請判斷下列三項陳述是否與後面這段關於知乎爬蟲遇到403問題的文字相符,逐項答「是」或「否」,並附上文字中起決定作用的原句引文。
1. 提問者使用Python來構造抓取請求。
2. 在模擬登入的情況下,提問者能解析到讚同數、感謝數等資料。
3. 向ProfileFolloweesListV2提交請求後,回傳的是404。

:: 文本片段

對知乎內容使用爬蟲爬取數據,為什麼會遇到403問題?
我想抓取知乎上用戶的關注信息,如查看A關注了哪些人,通過www.zhihu.com/people/XXX/followees這個頁面來獲得followee的列表,但是在抓取中遇到了403問題。
1.爬蟲只是為了蒐集用戶關注信息,用於學術研究,絕非商業或其他目的
2.使用PHP,利用curl構造請求,使用simple_html_dom來解析文檔
3.在用戶的關注者(Followees)列表,應該是使用Ajax進行動態加載更多的followees,於是我想直接爬接口的數據,通過firebug查看到,加載更多的關注者似乎是通過http://www.zhihu.com/ node/ProfileFolloweesListV2 進行的,並且post的資料有_xsrf,method,parmas,於是我在模擬保持登入的情況下,對這個連結提交請求,並帶有post過去的所需要的參數,但是回傳的是403。
4.但是我同樣模擬登入的情況下,可以解析到如讚同數、感謝數這些不需要Ajax的資料
5.我使用curl_setopt($ch, CURLOPT_HTTPHEADER, $header );來設定請求頭,使其與我在瀏覽器中提交的請求的請求頭一致,但是這樣任然導致403錯誤
6.我嘗試打印出curl的請求頭與瀏覽器發出的請求頭進行比較,但是沒有找到正確的方式(百度出的curl_getinfo()似乎打印出的相應報文)

::::
:: 提供資料

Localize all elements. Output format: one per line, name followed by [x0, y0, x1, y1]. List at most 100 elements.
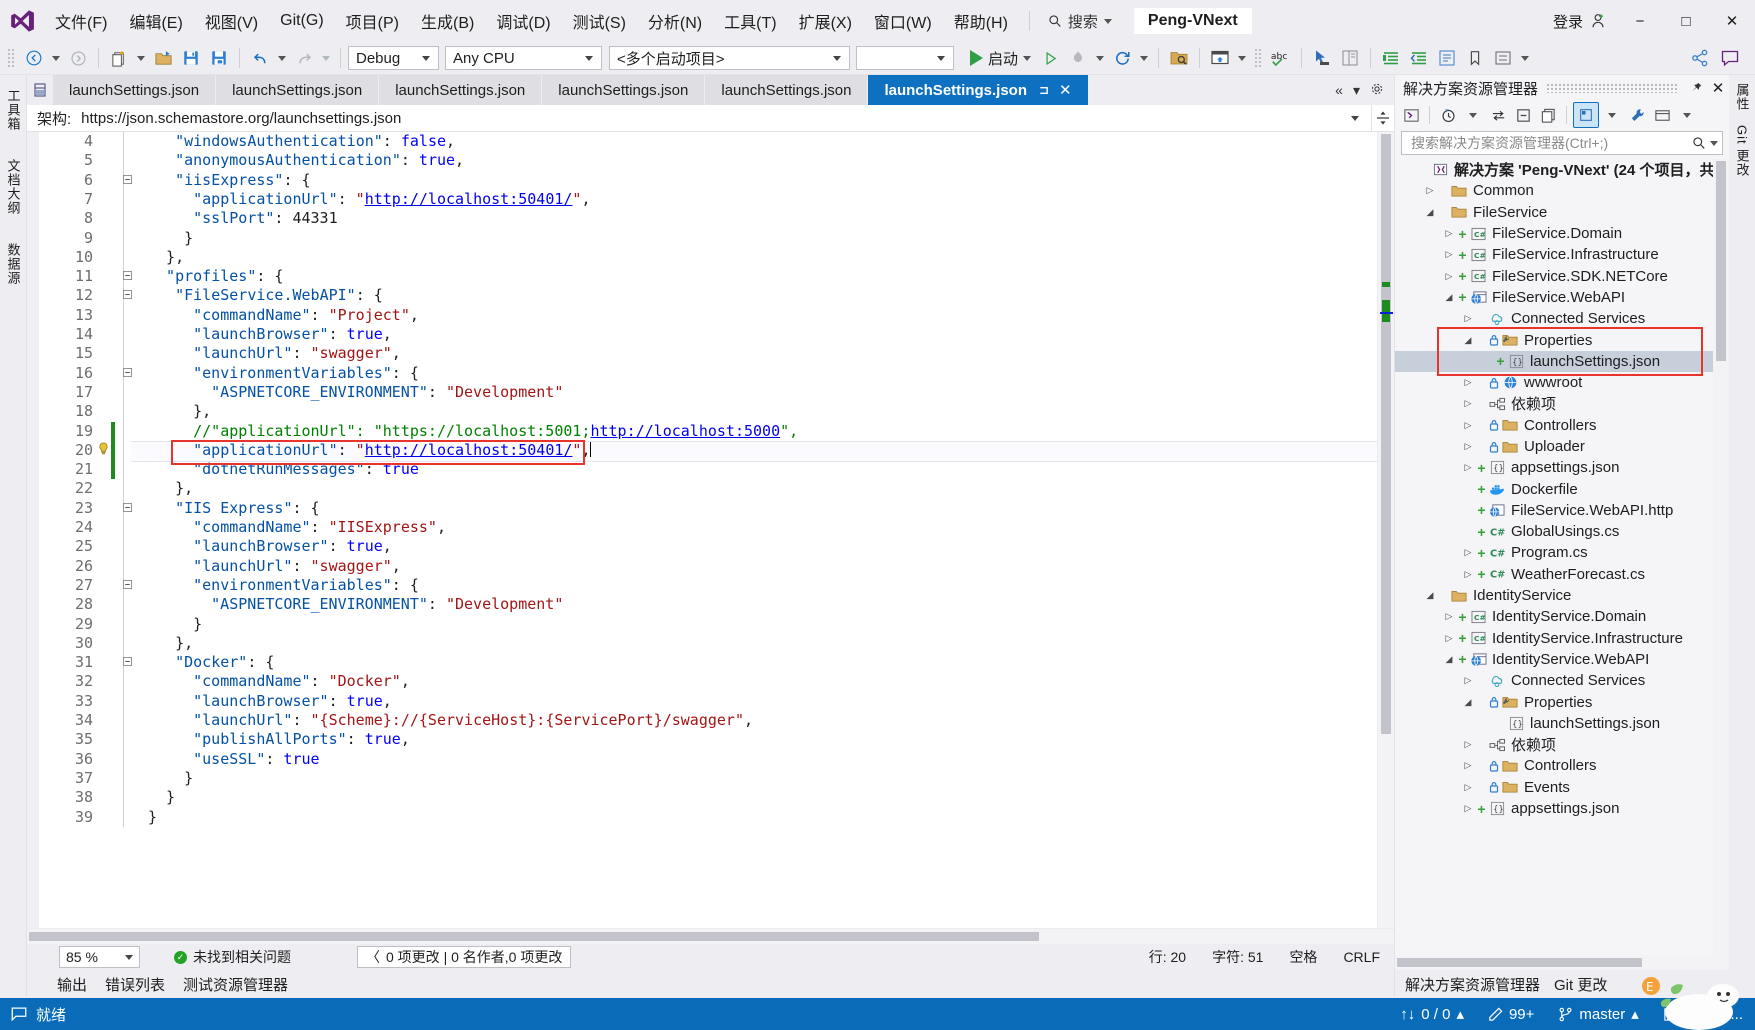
scrollbar-thumb[interactable]: [29, 932, 1039, 941]
code-line[interactable]: 29}: [39, 615, 1377, 634]
tab-list-dropdown-icon[interactable]: ▾: [1349, 80, 1364, 101]
code-line[interactable]: 16 "environmentVariables": {: [39, 364, 1377, 383]
close-button[interactable]: ✕: [1709, 0, 1755, 42]
tree-node[interactable]: ◢ IdentityService: [1395, 585, 1713, 606]
menu-item-tools[interactable]: 工具(T): [713, 5, 787, 37]
code-line[interactable]: 35 "publishAllPorts": true,: [39, 730, 1377, 749]
share-button[interactable]: [1687, 45, 1713, 71]
chevron-down-icon[interactable]: ◢: [1441, 654, 1457, 665]
chevron-down-icon[interactable]: ◢: [1460, 697, 1476, 708]
menu-item-project[interactable]: 项目(P): [335, 5, 410, 37]
tree-node-selected[interactable]: + {} launchSettings.json: [1395, 350, 1713, 372]
pane-tab-git-changes[interactable]: Git 更改: [1554, 974, 1607, 995]
chevron-right-icon[interactable]: ▷: [1460, 420, 1476, 431]
line-ending-indicator[interactable]: CRLF: [1343, 949, 1380, 965]
sign-in-button[interactable]: 登录: [1543, 11, 1617, 32]
code-line[interactable]: 6 "iisExpress": {: [39, 171, 1377, 190]
solution-search-box[interactable]: [1401, 131, 1723, 155]
rail-item-document-outline[interactable]: 文档大纲: [4, 153, 23, 221]
solution-tree-scrollbar[interactable]: [1713, 159, 1729, 955]
bottom-tab-error-list[interactable]: 错误列表: [105, 974, 165, 995]
document-tab[interactable]: launchSettings.json: [53, 75, 217, 105]
solution-home-icon[interactable]: [1399, 103, 1423, 127]
tree-node[interactable]: ▷ + C# FileService.Infrastructure: [1395, 244, 1713, 265]
tree-node[interactable]: ◢ + IdentityService.WebAPI: [1395, 649, 1713, 670]
code-line[interactable]: 37}: [39, 769, 1377, 788]
code-token[interactable]: http://localhost:5000: [590, 422, 780, 440]
fold-toggle-icon[interactable]: [121, 364, 133, 383]
chevron-right-icon[interactable]: ▷: [1460, 398, 1476, 409]
chevron-down-icon[interactable]: ◢: [1422, 590, 1438, 601]
tree-node[interactable]: ▷ + C# IdentityService.Domain: [1395, 606, 1713, 627]
tree-node[interactable]: ▷ + C# FileService.Domain: [1395, 223, 1713, 244]
chevron-right-icon[interactable]: ▷: [1441, 633, 1457, 644]
solution-search-input[interactable]: [1409, 134, 1692, 152]
code-line[interactable]: 14 "launchBrowser": true,: [39, 325, 1377, 344]
tree-node[interactable]: ▷ + {} appsettings.json: [1395, 798, 1713, 819]
code-text-area[interactable]: 4 "windowsAuthentication": false, 5 "anonym…: [39, 132, 1377, 928]
code-line[interactable]: 13 "commandName": "Project",: [39, 306, 1377, 325]
code-line[interactable]: 27 "environmentVariables": {: [39, 576, 1377, 595]
document-tab-active[interactable]: launchSettings.json ⊐ ✕: [868, 75, 1089, 105]
code-line[interactable]: 31 "Docker": {: [39, 653, 1377, 672]
platform-combo[interactable]: Any CPU: [445, 46, 602, 70]
properties-view-icon[interactable]: [1573, 102, 1599, 128]
tree-node[interactable]: ▷ 依赖项: [1395, 393, 1713, 414]
chevron-down-icon[interactable]: ◢: [1441, 292, 1457, 303]
tree-node[interactable]: ◢ Properties: [1395, 691, 1713, 712]
tree-node[interactable]: ◢ FileService: [1395, 202, 1713, 223]
undo-button[interactable]: [247, 45, 273, 71]
toolbar-grip-2[interactable]: [1254, 48, 1264, 68]
status-branch-item[interactable]: master ▴: [1546, 998, 1650, 1030]
document-tab[interactable]: launchSettings.json: [216, 75, 380, 105]
menu-item-window[interactable]: 窗口(W): [863, 5, 943, 37]
live-preview-button[interactable]: [1207, 45, 1233, 71]
document-tab[interactable]: launchSettings.json: [379, 75, 543, 105]
tree-node[interactable]: ▷ + {} appsettings.json: [1395, 457, 1713, 478]
search-in-files-button[interactable]: [1166, 45, 1192, 71]
bottom-tab-test-explorer[interactable]: 测试资源管理器: [183, 974, 288, 995]
chevron-right-icon[interactable]: ▷: [1422, 185, 1438, 196]
navigate-back-button[interactable]: [21, 45, 47, 71]
issues-indicator[interactable]: ✓ 未找到相关问题: [174, 947, 291, 967]
live-preview-dropdown[interactable]: [1235, 45, 1249, 71]
chevron-right-icon[interactable]: ▷: [1441, 271, 1457, 282]
rail-item-toolbox[interactable]: 工具箱: [4, 83, 23, 137]
open-file-button[interactable]: [150, 45, 176, 71]
tree-node[interactable]: ▷ + C# Program.cs: [1395, 542, 1713, 563]
status-repo-item[interactable]: net-not...: [1651, 998, 1755, 1030]
extra-combo[interactable]: [856, 46, 954, 70]
tree-node[interactable]: ◢ Properties: [1395, 329, 1713, 350]
comment-button[interactable]: [1434, 45, 1460, 71]
chevron-down-icon[interactable]: [1351, 115, 1359, 121]
code-line[interactable]: 19 //"applicationUrl": "https://localhost…: [39, 421, 1377, 441]
menu-item-test[interactable]: 测试(S): [562, 5, 637, 37]
show-all-files-icon[interactable]: [1536, 103, 1560, 127]
chevron-right-icon[interactable]: ▷: [1441, 249, 1457, 260]
chevron-right-icon[interactable]: ▷: [1441, 228, 1457, 239]
menu-item-file[interactable]: 文件(F): [44, 5, 118, 37]
code-line[interactable]: 10},: [39, 248, 1377, 267]
code-line[interactable]: 20 "applicationUrl": "http://localhost:50…: [39, 440, 1377, 461]
lightbulb-icon[interactable]: [97, 441, 109, 460]
code-line[interactable]: 23 "IIS Express": {: [39, 499, 1377, 518]
scrollbar-thumb[interactable]: [1381, 134, 1391, 734]
fold-toggle-icon[interactable]: [121, 286, 133, 305]
wrench-icon[interactable]: [1625, 103, 1649, 127]
zoom-level-combo[interactable]: 85 %: [59, 946, 140, 968]
chevron-right-icon[interactable]: ▷: [1460, 313, 1476, 324]
code-line[interactable]: 17 "ASPNETCORE_ENVIRONMENT": "Development…: [39, 383, 1377, 402]
chevron-down-icon[interactable]: [1023, 55, 1032, 61]
tree-node[interactable]: ▷ Common: [1395, 180, 1713, 201]
tree-node[interactable]: ▷ 依赖项: [1395, 734, 1713, 755]
tree-node[interactable]: ▷ Events: [1395, 777, 1713, 798]
code-line[interactable]: 28 "ASPNETCORE_ENVIRONMENT": "Development…: [39, 595, 1377, 614]
add-region-button[interactable]: [1490, 45, 1516, 71]
chevron-right-icon[interactable]: ▷: [1441, 611, 1457, 622]
code-line[interactable]: 33 "launchBrowser": true,: [39, 692, 1377, 711]
chevron-right-icon[interactable]: ▷: [1460, 462, 1476, 473]
indent-increase-button[interactable]: [1378, 45, 1404, 71]
toggle-panel-button[interactable]: [1337, 45, 1363, 71]
code-token[interactable]: http://localhost:50401/: [365, 190, 573, 208]
tab-settings-gear-icon[interactable]: [1366, 80, 1388, 101]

::::

回覆
1. 否:「使用PHP,利用curl構造請求」
2. 是:「可以解析到如讚同數、感謝數這些不需要Ajax的資料」
3. 否:「但是回傳的是403」